● WHAT IS ASKED:
Produce an exact transcription of the listing below, omitting the pictures.

▬▬▬▬▬▬▬▬▬▬

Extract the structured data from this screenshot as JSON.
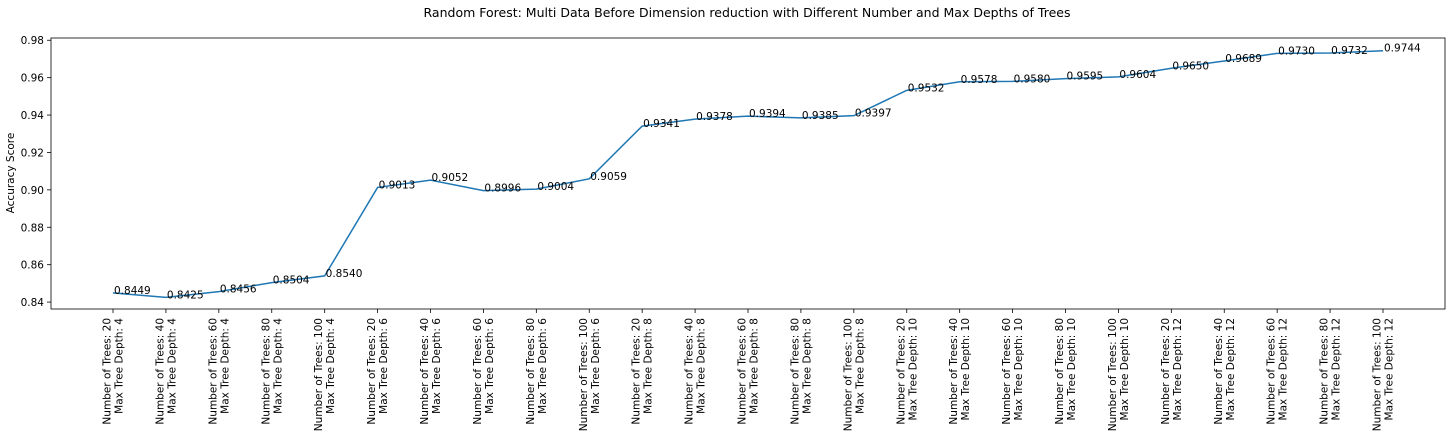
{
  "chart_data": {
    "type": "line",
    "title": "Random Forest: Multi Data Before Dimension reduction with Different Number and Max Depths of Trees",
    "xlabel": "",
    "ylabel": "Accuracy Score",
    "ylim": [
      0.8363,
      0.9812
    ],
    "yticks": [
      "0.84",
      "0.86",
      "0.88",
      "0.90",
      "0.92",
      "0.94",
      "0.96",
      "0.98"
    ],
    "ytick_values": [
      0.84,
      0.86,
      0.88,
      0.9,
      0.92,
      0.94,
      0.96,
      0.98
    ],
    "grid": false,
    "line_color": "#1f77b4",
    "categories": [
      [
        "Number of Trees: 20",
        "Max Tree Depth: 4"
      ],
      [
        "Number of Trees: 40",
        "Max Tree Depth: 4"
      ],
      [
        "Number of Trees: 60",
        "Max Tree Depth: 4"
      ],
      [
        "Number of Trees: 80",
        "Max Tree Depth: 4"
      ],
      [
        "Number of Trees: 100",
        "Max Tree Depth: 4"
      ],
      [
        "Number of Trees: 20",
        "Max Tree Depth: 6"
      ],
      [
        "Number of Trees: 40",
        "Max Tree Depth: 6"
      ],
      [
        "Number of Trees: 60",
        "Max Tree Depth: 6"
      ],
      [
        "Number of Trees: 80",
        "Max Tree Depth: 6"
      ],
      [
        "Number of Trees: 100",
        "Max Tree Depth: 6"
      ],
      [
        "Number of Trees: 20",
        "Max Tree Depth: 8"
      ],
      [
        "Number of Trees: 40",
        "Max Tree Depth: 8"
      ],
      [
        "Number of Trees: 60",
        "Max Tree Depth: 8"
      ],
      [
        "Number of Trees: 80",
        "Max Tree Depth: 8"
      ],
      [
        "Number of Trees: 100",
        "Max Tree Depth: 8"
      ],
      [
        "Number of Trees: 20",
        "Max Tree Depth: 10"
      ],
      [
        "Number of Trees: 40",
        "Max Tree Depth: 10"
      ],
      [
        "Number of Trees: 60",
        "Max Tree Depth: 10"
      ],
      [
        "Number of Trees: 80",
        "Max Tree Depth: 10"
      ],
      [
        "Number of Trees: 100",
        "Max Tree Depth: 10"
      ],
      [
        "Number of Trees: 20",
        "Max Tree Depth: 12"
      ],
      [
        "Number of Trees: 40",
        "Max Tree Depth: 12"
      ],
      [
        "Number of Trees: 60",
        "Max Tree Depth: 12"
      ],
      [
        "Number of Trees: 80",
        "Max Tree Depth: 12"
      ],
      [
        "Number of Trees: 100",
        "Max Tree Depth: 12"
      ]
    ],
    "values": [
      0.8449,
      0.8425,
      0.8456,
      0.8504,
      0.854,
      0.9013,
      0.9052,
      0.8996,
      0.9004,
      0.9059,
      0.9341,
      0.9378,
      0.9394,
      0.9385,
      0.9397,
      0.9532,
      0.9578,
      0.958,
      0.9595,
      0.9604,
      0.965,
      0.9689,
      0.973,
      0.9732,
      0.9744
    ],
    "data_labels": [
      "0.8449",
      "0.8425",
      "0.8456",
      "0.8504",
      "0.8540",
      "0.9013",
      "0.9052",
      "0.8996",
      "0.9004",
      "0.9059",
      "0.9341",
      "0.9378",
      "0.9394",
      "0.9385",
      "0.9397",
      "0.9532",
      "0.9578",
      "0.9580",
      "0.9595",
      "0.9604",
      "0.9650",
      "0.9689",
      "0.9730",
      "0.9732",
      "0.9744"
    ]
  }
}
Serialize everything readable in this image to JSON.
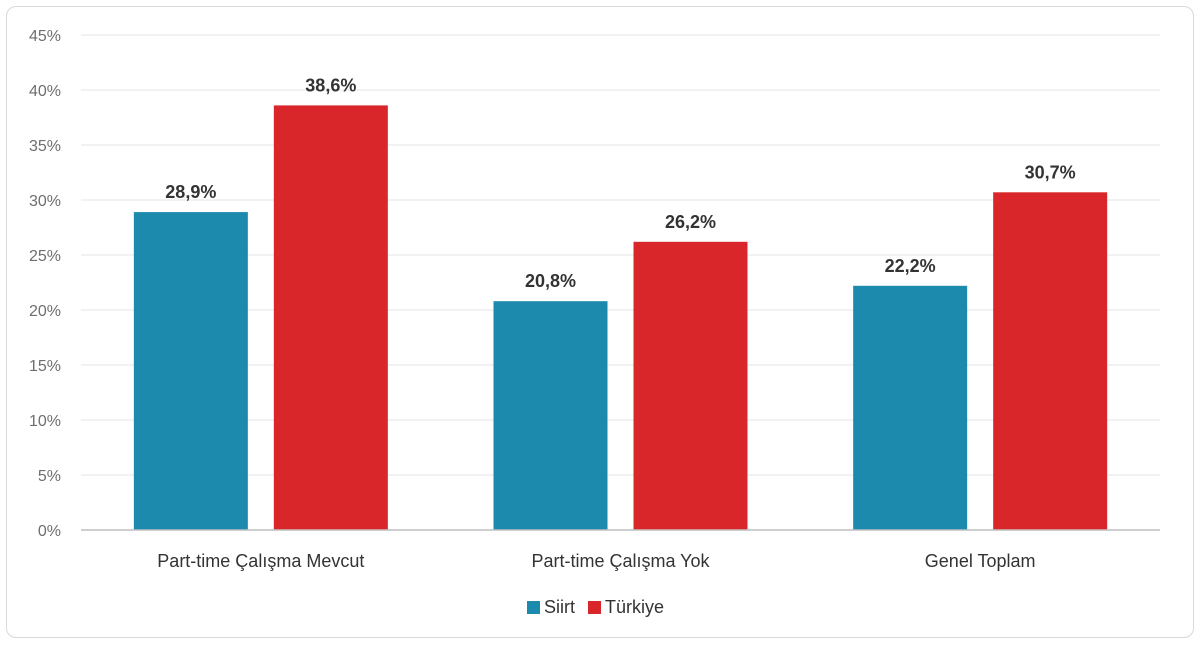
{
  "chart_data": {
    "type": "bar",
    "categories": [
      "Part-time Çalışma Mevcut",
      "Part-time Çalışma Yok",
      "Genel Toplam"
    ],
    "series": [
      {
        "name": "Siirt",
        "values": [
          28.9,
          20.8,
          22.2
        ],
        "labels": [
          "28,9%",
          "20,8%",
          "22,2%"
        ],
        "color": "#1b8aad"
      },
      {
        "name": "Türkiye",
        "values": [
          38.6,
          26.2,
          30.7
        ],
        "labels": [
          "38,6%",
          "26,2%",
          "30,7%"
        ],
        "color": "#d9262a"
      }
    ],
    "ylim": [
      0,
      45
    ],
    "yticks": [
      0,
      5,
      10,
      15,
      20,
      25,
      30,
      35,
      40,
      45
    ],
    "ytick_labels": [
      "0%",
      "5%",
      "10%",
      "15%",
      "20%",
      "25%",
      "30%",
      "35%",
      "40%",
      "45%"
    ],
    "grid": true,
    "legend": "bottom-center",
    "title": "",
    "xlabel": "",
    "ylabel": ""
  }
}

▬▬▬▬▬▬▬▬▬▬

● EXERCISE SOLUTION:
Extract the structured data from this screenshot as JSON.
{
  "chart_data": {
    "type": "line",
    "title": "Random Forest: Multi Data Before Dimension reduction with Different Number and Max Depths of Trees",
    "xlabel": "",
    "ylabel": "Accuracy Score",
    "ylim": [
      0.8363,
      0.9812
    ],
    "yticks": [
      "0.84",
      "0.86",
      "0.88",
      "0.90",
      "0.92",
      "0.94",
      "0.96",
      "0.98"
    ],
    "ytick_values": [
      0.84,
      0.86,
      0.88,
      0.9,
      0.92,
      0.94,
      0.96,
      0.98
    ],
    "grid": false,
    "line_color": "#1f77b4",
    "categories": [
      [
        "Number of Trees: 20",
        "Max Tree Depth: 4"
      ],
      [
        "Number of Trees: 40",
        "Max Tree Depth: 4"
      ],
      [
        "Number of Trees: 60",
        "Max Tree Depth: 4"
      ],
      [
        "Number of Trees: 80",
        "Max Tree Depth: 4"
      ],
      [
        "Number of Trees: 100",
        "Max Tree Depth: 4"
      ],
      [
        "Number of Trees: 20",
        "Max Tree Depth: 6"
      ],
      [
        "Number of Trees: 40",
        "Max Tree Depth: 6"
      ],
      [
        "Number of Trees: 60",
        "Max Tree Depth: 6"
      ],
      [
        "Number of Trees: 80",
        "Max Tree Depth: 6"
      ],
      [
        "Number of Trees: 100",
        "Max Tree Depth: 6"
      ],
      [
        "Number of Trees: 20",
        "Max Tree Depth: 8"
      ],
      [
        "Number of Trees: 40",
        "Max Tree Depth: 8"
      ],
      [
        "Number of Trees: 60",
        "Max Tree Depth: 8"
      ],
      [
        "Number of Trees: 80",
        "Max Tree Depth: 8"
      ],
      [
        "Number of Trees: 100",
        "Max Tree Depth: 8"
      ],
      [
        "Number of Trees: 20",
        "Max Tree Depth: 10"
      ],
      [
        "Number of Trees: 40",
        "Max Tree Depth: 10"
      ],
      [
        "Number of Trees: 60",
        "Max Tree Depth: 10"
      ],
      [
        "Number of Trees: 80",
        "Max Tree Depth: 10"
      ],
      [
        "Number of Trees: 100",
        "Max Tree Depth: 10"
      ],
      [
        "Number of Trees: 20",
        "Max Tree Depth: 12"
      ],
      [
        "Number of Trees: 40",
        "Max Tree Depth: 12"
      ],
      [
        "Number of Trees: 60",
        "Max Tree Depth: 12"
      ],
      [
        "Number of Trees: 80",
        "Max Tree Depth: 12"
      ],
      [
        "Number of Trees: 100",
        "Max Tree Depth: 12"
      ]
    ],
    "values": [
      0.8449,
      0.8425,
      0.8456,
      0.8504,
      0.854,
      0.9013,
      0.9052,
      0.8996,
      0.9004,
      0.9059,
      0.9341,
      0.9378,
      0.9394,
      0.9385,
      0.9397,
      0.9532,
      0.9578,
      0.958,
      0.9595,
      0.9604,
      0.965,
      0.9689,
      0.973,
      0.9732,
      0.9744
    ],
    "data_labels": [
      "0.8449",
      "0.8425",
      "0.8456",
      "0.8504",
      "0.8540",
      "0.9013",
      "0.9052",
      "0.8996",
      "0.9004",
      "0.9059",
      "0.9341",
      "0.9378",
      "0.9394",
      "0.9385",
      "0.9397",
      "0.9532",
      "0.9578",
      "0.9580",
      "0.9595",
      "0.9604",
      "0.9650",
      "0.9689",
      "0.9730",
      "0.9732",
      "0.9744"
    ]
  }
}
Serialize everything readable in this image to JSON.
{
  "chart_data": {
    "type": "bar",
    "categories": [
      "Part-time Çalışma Mevcut",
      "Part-time Çalışma Yok",
      "Genel Toplam"
    ],
    "series": [
      {
        "name": "Siirt",
        "values": [
          28.9,
          20.8,
          22.2
        ],
        "labels": [
          "28,9%",
          "20,8%",
          "22,2%"
        ],
        "color": "#1b8aad"
      },
      {
        "name": "Türkiye",
        "values": [
          38.6,
          26.2,
          30.7
        ],
        "labels": [
          "38,6%",
          "26,2%",
          "30,7%"
        ],
        "color": "#d9262a"
      }
    ],
    "ylim": [
      0,
      45
    ],
    "yticks": [
      0,
      5,
      10,
      15,
      20,
      25,
      30,
      35,
      40,
      45
    ],
    "ytick_labels": [
      "0%",
      "5%",
      "10%",
      "15%",
      "20%",
      "25%",
      "30%",
      "35%",
      "40%",
      "45%"
    ],
    "grid": true,
    "legend": "bottom-center",
    "title": "",
    "xlabel": "",
    "ylabel": ""
  }
}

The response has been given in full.